§ WHAT THE TASK REQUIRES
Every record must be transcribed in its entirety, apart from the images, which are to be omitted.

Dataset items

━━━━━━

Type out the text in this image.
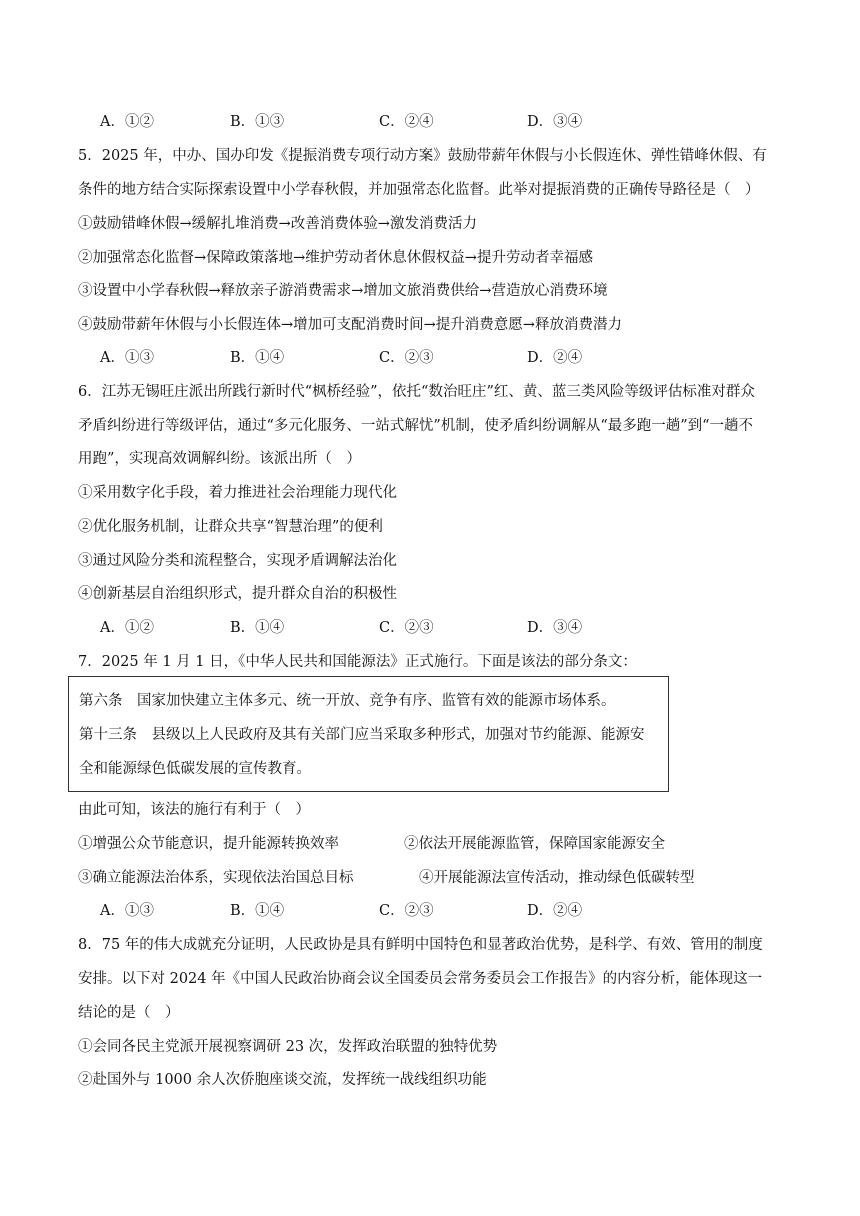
A．①②	B．①③	C．②④	D．③④
5．2025 年，中办、国办印发《提振消费专项行动方案》鼓励带薪年休假与小长假连休、弹性错峰休假、有
条件的地方结合实际探索设置中小学春秋假，并加强常态化监督。此举对提振消费的正确传导路径是（　）
①鼓励错峰休假→缓解扎堆消费→改善消费体验→激发消费活力
②加强常态化监督→保障政策落地→维护劳动者休息休假权益→提升劳动者幸福感
③设置中小学春秋假→释放亲子游消费需求→增加文旅消费供给→营造放心消费环境
④鼓励带薪年休假与小长假连体→增加可支配消费时间→提升消费意愿→释放消费潜力
A．①③	B．①④	C．②③	D．②④
6．江苏无锡旺庄派出所践行新时代“枫桥经验”，依托“数治旺庄”红、黄、蓝三类风险等级评估标准对群众
矛盾纠纷进行等级评估，通过“多元化服务、一站式解忧”机制，使矛盾纠纷调解从“最多跑一趟”到“一趟不
用跑”，实现高效调解纠纷。该派出所（　）
①采用数字化手段，着力推进社会治理能力现代化
②优化服务机制，让群众共享“智慧治理”的便利
③通过风险分类和流程整合，实现矛盾调解法治化
④创新基层自治组织形式，提升群众自治的积极性
A．①②	B．①④	C．②③	D．③④
7．2025 年 1 月 1 日，《中华人民共和国能源法》正式施行。下面是该法的部分条文：
第六条　国家加快建立主体多元、统一开放、竞争有序、监管有效的能源市场体系。
第十三条　县级以上人民政府及其有关部门应当采取多种形式，加强对节约能源、能源安
全和能源绿色低碳发展的宣传教育。
由此可知，该法的施行有利于（　）
①增强公众节能意识，提升能源转换效率	②依法开展能源监管，保障国家能源安全
③确立能源法治体系，实现依法治国总目标	④开展能源法宣传活动，推动绿色低碳转型
A．①③	B．①④	C．②③	D．②④
8．75 年的伟大成就充分证明，人民政协是具有鲜明中国特色和显著政治优势，是科学、有效、管用的制度
安排。以下对 2024 年《中国人民政治协商会议全国委员会常务委员会工作报告》的内容分析，能体现这一
结论的是（　）
①会同各民主党派开展视察调研 23 次，发挥政治联盟的独特优势
②赴国外与 1000 余人次侨胞座谈交流，发挥统一战线组织功能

━━━━━━

§ CORRECT RESULT
Type out the text in this image.
A．①②	B．①③	C．②④	D．③④
5．2025 年，中办、国办印发《提振消费专项行动方案》鼓励带薪年休假与小长假连休、弹性错峰休假、有
条件的地方结合实际探索设置中小学春秋假，并加强常态化监督。此举对提振消费的正确传导路径是（　）
①鼓励错峰休假→缓解扎堆消费→改善消费体验→激发消费活力
②加强常态化监督→保障政策落地→维护劳动者休息休假权益→提升劳动者幸福感
③设置中小学春秋假→释放亲子游消费需求→增加文旅消费供给→营造放心消费环境
④鼓励带薪年休假与小长假连体→增加可支配消费时间→提升消费意愿→释放消费潜力
A．①③	B．①④	C．②③	D．②④
6．江苏无锡旺庄派出所践行新时代“枫桥经验”，依托“数治旺庄”红、黄、蓝三类风险等级评估标准对群众
矛盾纠纷进行等级评估，通过“多元化服务、一站式解忧”机制，使矛盾纠纷调解从“最多跑一趟”到“一趟不
用跑”，实现高效调解纠纷。该派出所（　）
①采用数字化手段，着力推进社会治理能力现代化
②优化服务机制，让群众共享“智慧治理”的便利
③通过风险分类和流程整合，实现矛盾调解法治化
④创新基层自治组织形式，提升群众自治的积极性
A．①②	B．①④	C．②③	D．③④
7．2025 年 1 月 1 日，《中华人民共和国能源法》正式施行。下面是该法的部分条文：
第六条　国家加快建立主体多元、统一开放、竞争有序、监管有效的能源市场体系。
第十三条　县级以上人民政府及其有关部门应当采取多种形式，加强对节约能源、能源安
全和能源绿色低碳发展的宣传教育。
由此可知，该法的施行有利于（　）
①增强公众节能意识，提升能源转换效率	②依法开展能源监管，保障国家能源安全
③确立能源法治体系，实现依法治国总目标	④开展能源法宣传活动，推动绿色低碳转型
A．①③	B．①④	C．②③	D．②④
8．75 年的伟大成就充分证明，人民政协是具有鲜明中国特色和显著政治优势，是科学、有效、管用的制度
安排。以下对 2024 年《中国人民政治协商会议全国委员会常务委员会工作报告》的内容分析，能体现这一
结论的是（　）
①会同各民主党派开展视察调研 23 次，发挥政治联盟的独特优势
②赴国外与 1000 余人次侨胞座谈交流，发挥统一战线组织功能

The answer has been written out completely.